* _Input for this task_:
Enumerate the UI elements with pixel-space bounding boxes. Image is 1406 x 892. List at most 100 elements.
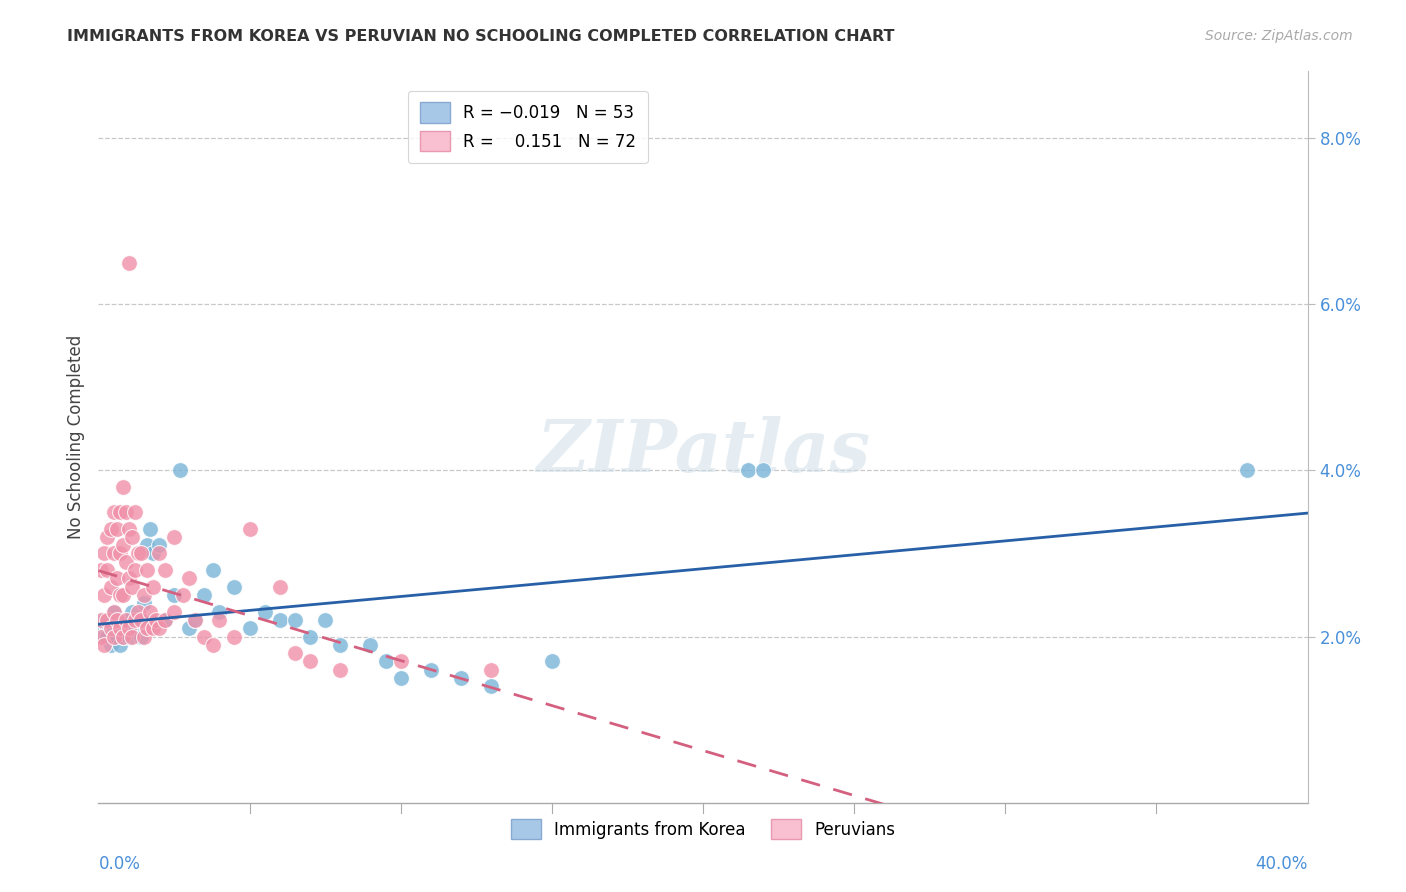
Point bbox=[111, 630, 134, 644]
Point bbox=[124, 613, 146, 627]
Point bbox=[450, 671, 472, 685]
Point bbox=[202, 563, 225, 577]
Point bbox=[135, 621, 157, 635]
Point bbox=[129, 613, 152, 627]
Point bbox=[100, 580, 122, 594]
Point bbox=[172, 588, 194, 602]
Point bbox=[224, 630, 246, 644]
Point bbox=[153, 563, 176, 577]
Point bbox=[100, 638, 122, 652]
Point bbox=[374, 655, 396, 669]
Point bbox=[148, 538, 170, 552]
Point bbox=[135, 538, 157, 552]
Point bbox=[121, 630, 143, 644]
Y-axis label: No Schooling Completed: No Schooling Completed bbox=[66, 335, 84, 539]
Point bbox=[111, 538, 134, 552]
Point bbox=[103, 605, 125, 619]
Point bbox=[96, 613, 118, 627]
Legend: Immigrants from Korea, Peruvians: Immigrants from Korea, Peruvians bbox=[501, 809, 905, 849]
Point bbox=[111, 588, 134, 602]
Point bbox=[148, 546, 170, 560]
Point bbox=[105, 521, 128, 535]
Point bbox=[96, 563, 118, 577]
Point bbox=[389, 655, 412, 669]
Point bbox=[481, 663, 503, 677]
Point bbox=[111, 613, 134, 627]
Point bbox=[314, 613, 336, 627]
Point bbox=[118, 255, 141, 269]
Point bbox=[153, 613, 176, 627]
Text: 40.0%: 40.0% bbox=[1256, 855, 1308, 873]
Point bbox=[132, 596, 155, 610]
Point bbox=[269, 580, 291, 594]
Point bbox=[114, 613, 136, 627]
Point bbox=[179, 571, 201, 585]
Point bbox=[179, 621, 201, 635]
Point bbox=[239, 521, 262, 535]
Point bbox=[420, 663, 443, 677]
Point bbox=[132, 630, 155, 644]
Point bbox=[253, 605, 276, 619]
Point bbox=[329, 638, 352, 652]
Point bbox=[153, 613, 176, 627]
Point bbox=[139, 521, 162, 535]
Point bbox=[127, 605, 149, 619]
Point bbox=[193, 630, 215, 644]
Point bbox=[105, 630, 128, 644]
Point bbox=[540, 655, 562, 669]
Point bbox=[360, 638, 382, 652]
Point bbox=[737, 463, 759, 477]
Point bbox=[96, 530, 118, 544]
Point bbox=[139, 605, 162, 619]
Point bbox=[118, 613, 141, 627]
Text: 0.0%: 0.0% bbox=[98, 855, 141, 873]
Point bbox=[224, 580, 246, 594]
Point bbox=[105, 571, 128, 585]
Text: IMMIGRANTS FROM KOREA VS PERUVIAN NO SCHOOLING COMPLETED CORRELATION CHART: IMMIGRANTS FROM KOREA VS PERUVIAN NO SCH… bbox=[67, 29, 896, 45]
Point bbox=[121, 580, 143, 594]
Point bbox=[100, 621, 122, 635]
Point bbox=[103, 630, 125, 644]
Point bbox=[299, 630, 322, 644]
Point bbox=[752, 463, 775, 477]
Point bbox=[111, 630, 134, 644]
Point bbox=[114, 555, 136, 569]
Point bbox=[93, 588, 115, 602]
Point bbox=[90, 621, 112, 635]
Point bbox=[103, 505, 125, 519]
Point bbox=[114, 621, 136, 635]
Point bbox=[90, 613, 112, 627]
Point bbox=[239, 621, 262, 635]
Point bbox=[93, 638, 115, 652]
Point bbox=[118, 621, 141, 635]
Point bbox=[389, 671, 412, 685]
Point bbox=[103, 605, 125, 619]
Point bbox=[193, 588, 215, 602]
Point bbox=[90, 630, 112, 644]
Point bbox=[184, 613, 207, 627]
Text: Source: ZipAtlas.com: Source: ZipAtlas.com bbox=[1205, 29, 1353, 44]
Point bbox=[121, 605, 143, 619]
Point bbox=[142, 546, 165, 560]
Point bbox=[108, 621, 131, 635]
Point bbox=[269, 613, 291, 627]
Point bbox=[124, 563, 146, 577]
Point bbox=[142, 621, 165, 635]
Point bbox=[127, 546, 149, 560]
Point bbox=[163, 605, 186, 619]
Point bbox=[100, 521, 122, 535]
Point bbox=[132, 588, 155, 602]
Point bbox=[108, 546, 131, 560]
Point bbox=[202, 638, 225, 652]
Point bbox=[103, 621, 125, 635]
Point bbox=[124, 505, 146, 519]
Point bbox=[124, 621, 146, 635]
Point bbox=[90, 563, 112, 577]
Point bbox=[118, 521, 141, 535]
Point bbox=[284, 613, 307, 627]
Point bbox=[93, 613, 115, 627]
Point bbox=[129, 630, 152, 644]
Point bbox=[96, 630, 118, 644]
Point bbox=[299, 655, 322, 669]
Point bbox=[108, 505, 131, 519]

* _Challenge_:
Pick out each line of the records that contains the word "Text", and copy those lines.

* _Result below_:
Text: 40.0%: 40.0% bbox=[1256, 855, 1308, 873]
Text: 0.0%: 0.0% bbox=[98, 855, 141, 873]
Text: IMMIGRANTS FROM KOREA VS PERUVIAN NO SCHOOLING COMPLETED CORRELATION CHART: IMMIGRANTS FROM KOREA VS PERUVIAN NO SCH… bbox=[67, 29, 896, 45]
Text: Source: ZipAtlas.com: Source: ZipAtlas.com bbox=[1205, 29, 1353, 44]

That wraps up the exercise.